Birer gün arayla Iğdır ve Adana’da HDP binalarına yeni saldırı haberleri medyaya düştü. Hem Iğdır’daki saldırı hem de Adana’daki saldırı anları kameralarca kaydedildi. Kaydedilmese arada unutulup gidecekti. Adana’daki saldırgan ise kameralara yakalanmakla kalmayıp partililerce de yakalanıp polise teslim edildi. Gözaltına alınırken ki görüntülerde polisin saldırgan kadına çok rahat davrandığı ve olaya tepki gösteren partililere ‘Fazla abartmayın’ dediği görülüyor. Acaba saldırgan yanında götürdüğü yanıcı maddelerle binayı ateşe verip insanların binada diri diri yanmasına yol açsaydı durum nasıl olurdu? Polisin tavrı ne olurdu? Madımak’tan biliyoruz ki, böyle durumda da muhtemelen polis içten gülecekti. Zaten bu olayda da polisin öfkelendiği şey partililerin tepkisi değil, saldırganın görevini yerine getirmemesinedir. Çünkü saldırgan polise teslim edilmeden önce partililere “Siz kimsiniz, beni neden tutuyorsunuz, beni polis gönderdi” demiş. Polisin tepkisi aslında saldırganın bu başarısızlığınadır.
Saldırgan yakalanıp polise teslim edildikten sonra Adana Valiliği epey bilindik bir açıklama yaptı. Açıklaması şöyle: “Olayı gerçekleştiren şahsın 1997 Osmaniye doğumlu A.C. olduğu tespit edilerek Emniyet Birimlerimizce yakalanmış, şahsın ilk sorgulamasında bahse konu materyalleri kendisinin bıraktığını doğruladığı, nedeni ile ilgili tutarsız cevaplar verdiği ve hareketlerinden akıl sağlıyla ilgili dengesinin yerinde olmadığı değerlendirilmiştir. Olayla ilgili adlî tahkikat çok yönlü devam etmektedir.”

..............................

» Alıştırma yönergeleri
A – HDP binalarına yönelik saldırılar metnindeki "Saldırgan yakalanıp polise teslim edildikten sonra" diye başlayan paragrafı, ana bilgilerini koruyarak kısa bir madde listesine dönüştürün.
B – HDP binalarına yönelik saldırılar metnine göre birer gün arayla hangi iki ilde saldırı haberi medyaya yansıdı?
C – HDP binalarına yönelik saldırılar metnini son cümlesinden sonra sürdürün.

» Veri kümesi kesiti
..............................

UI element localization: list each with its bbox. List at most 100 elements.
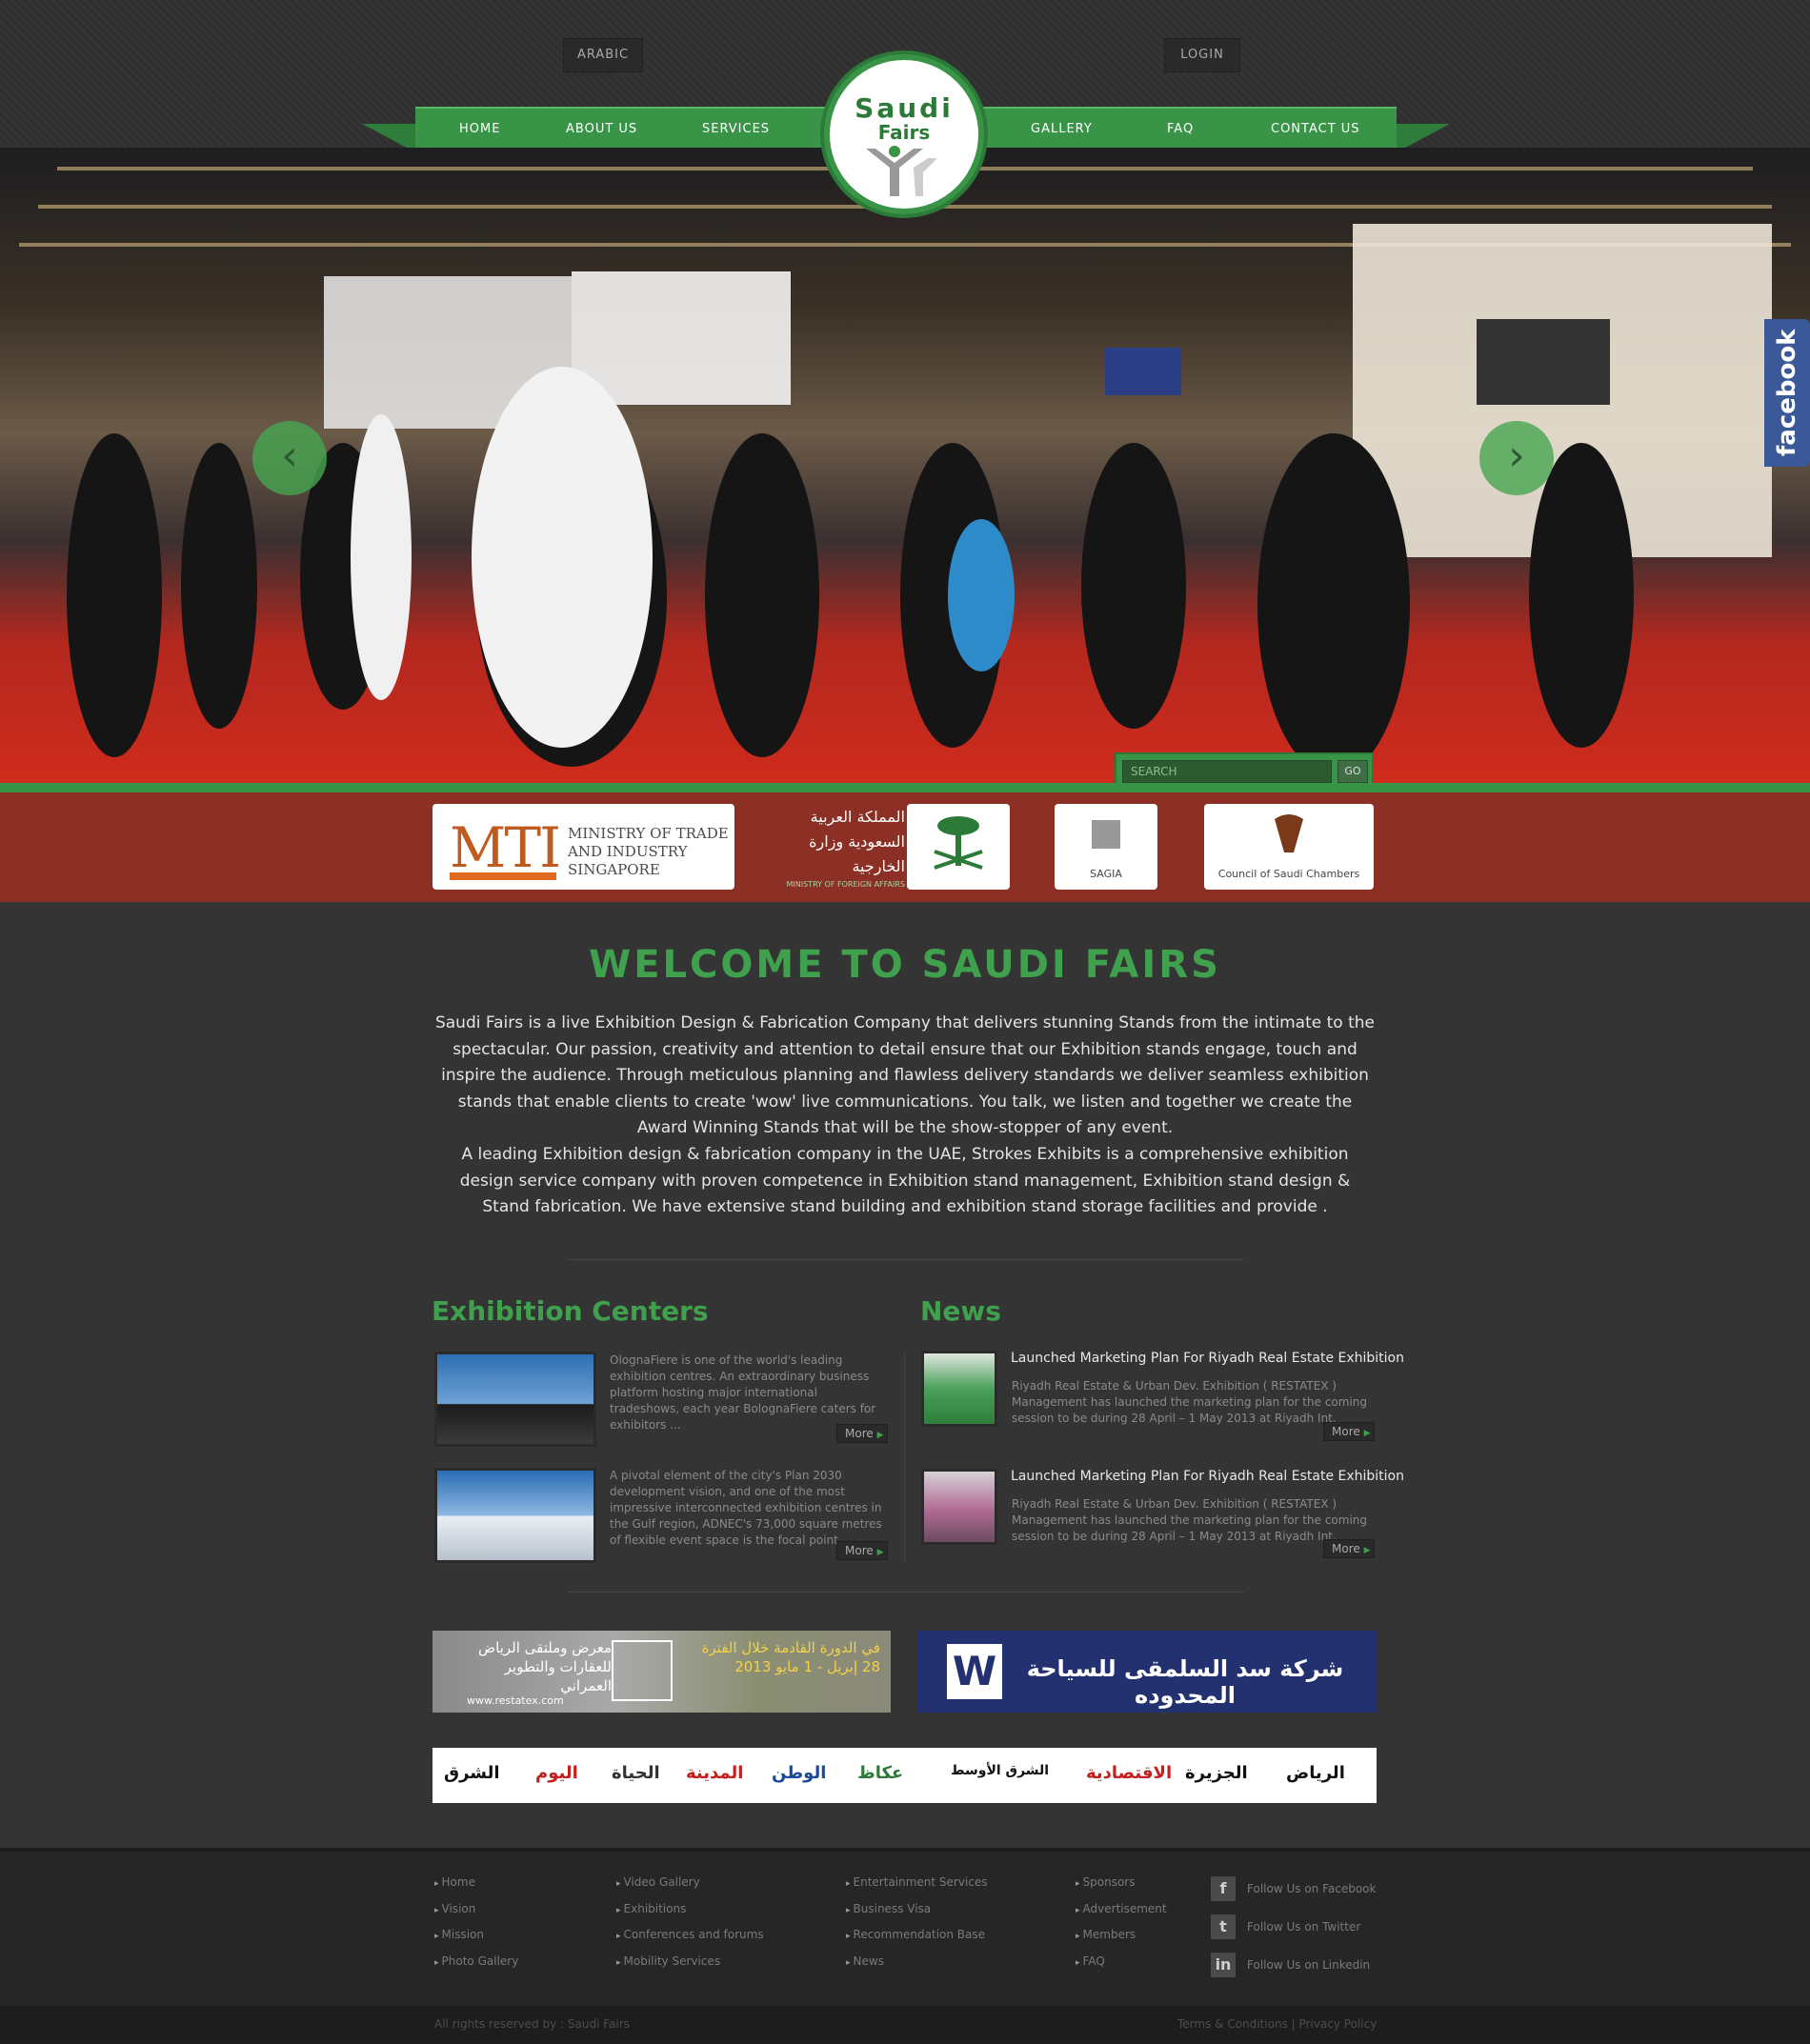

..............................

» Görevlere göre yanıtlar
A –
- Saldırgan yakalanıp polise teslim edildikten sonra Adana Valiliği bir açıklama yaptı.
- Açıklamaya göre olayı gerçekleştiren kişi 1997 Osmaniye doğumlu A.C.'dir ve emniyet birimlerince yakalanmıştır.
- Kişi, ilk sorgusunda söz konusu materyalleri kendisinin bıraktığını doğrulamıştır.
- Nedenle ilgili tutarsız cevaplar vermiştir.
- Hareketlerinden, akıl sağlığıyla ilgili dengesinin yerinde olmadığı değerlendirilmiştir.
- Olayla ilgili adli soruşturma çok yönlü olarak sürmektedir.

B – Iğdır ve Adana.

C –
Açıklamaya göre saldırgan Emniyet mensuplarınca başarılı bir şekilde yakalanmış ve saldırganın akli dengesi yerinde değilmiş. Yani ‘dengesizin’ biri yapmış saldırıyı. Dengesiz birinin aklına gidip HDP’yi yakmak düşmüş. “Ne olacak ki, gidip bir HDP binasını ateşe vereyim” demiş. Canı sıkılmış da öyle hobi olsun diye gidip yanıcı madde almış, etrafı teftiş etmiş ve binaya girmiş. Tüm bunları da akli dengesi olmayan biri yapmış. İlginçtir daha önce de böyle saldırı durumları olmuş ve saldırgan hakkında ‘akli dengesi yerinde değil’ açıklaması yapılmıştı. Nedense bu dengesizler hep HDP’yi yakmak istiyor, sadece HDP binalarını tanıyorlar. Nedense saldırganlar ilk ifadelerinde ‘beni polis ya da bazı kişiler yönlendirdi’ diyorlar, sonrasına ise ‘çelişkili-tutarsız’ ifadeler veriyorlar.
Bunların akli dengesi yerinde değilmiş. Aslında doğru söylüyorlar. Akli dengesi yerinde biri olan, akli melekeleriyle milliyetçilik zihninden uzak, normal bir vatandaş HDP binasını ateşe vermeyi aklından geçirmez. Binayı içindekilerle birlikte ateşe vermek, içindeki insanları katletmek için gerçekten ‘dengesiz’ olmak gerekir. İnsanların diri diri yakılmasının önüne geçilmesini ‘abartı’ olarak değerlendirmek için dengesiz olmak gerekir.
Burada valilik ve emniyet müdürlüklerin açıklamalarındaki akli dengesi bozuk diye anılan saldırganların deli olduğu falan kimsenin aklına gelmesin. HDP kadar toplumda ‘deli’ diye bilinen insanlarla arası iyi olan hiçbir parti yok. Daha DEP döneminden başlayıp günümüzdeki geleneğin devamı olan HDP’nin her ilde delilerin uğrak mekânı olduğu biliniyor. Deliler HDP’yi çok seviyor. Çünkü HDP de onları seviyor. Deliler insanları diri diri yakmayı düşünmezler. Öyle bir duygu ve düşünceleri yoktur. En saldırgan deli bile kendisine karışılmadığında hayatına sakin bir şekilde devam eder. Deliler eline silah alıp özellikle gidip HDP’lileri öldürmez.
Ne var ki faşist zihniyetle hareket eden dengesizler insanlığa her türlü vahşeti yaşatmaya muktedirdirler. Dünyadaki en büyük katliamların ırkçı dengesizler tarafından yapıldığı somut olarak ortadadır. Çünkü kendileri dışında kimseyi kabul etmez bu dengesizler. Bu dengesizler yönlendirmeye son derece açıktırlar. Yönlendiren ile yönlendirilenin duygu dünyası ortak olunca çok rahat bir şekilde dengesiz hareketler sergileyip saldırı yapabiliyorlar. Başaramayınca da hınçlarını ‘abartmayın’ diye dışa vururlar.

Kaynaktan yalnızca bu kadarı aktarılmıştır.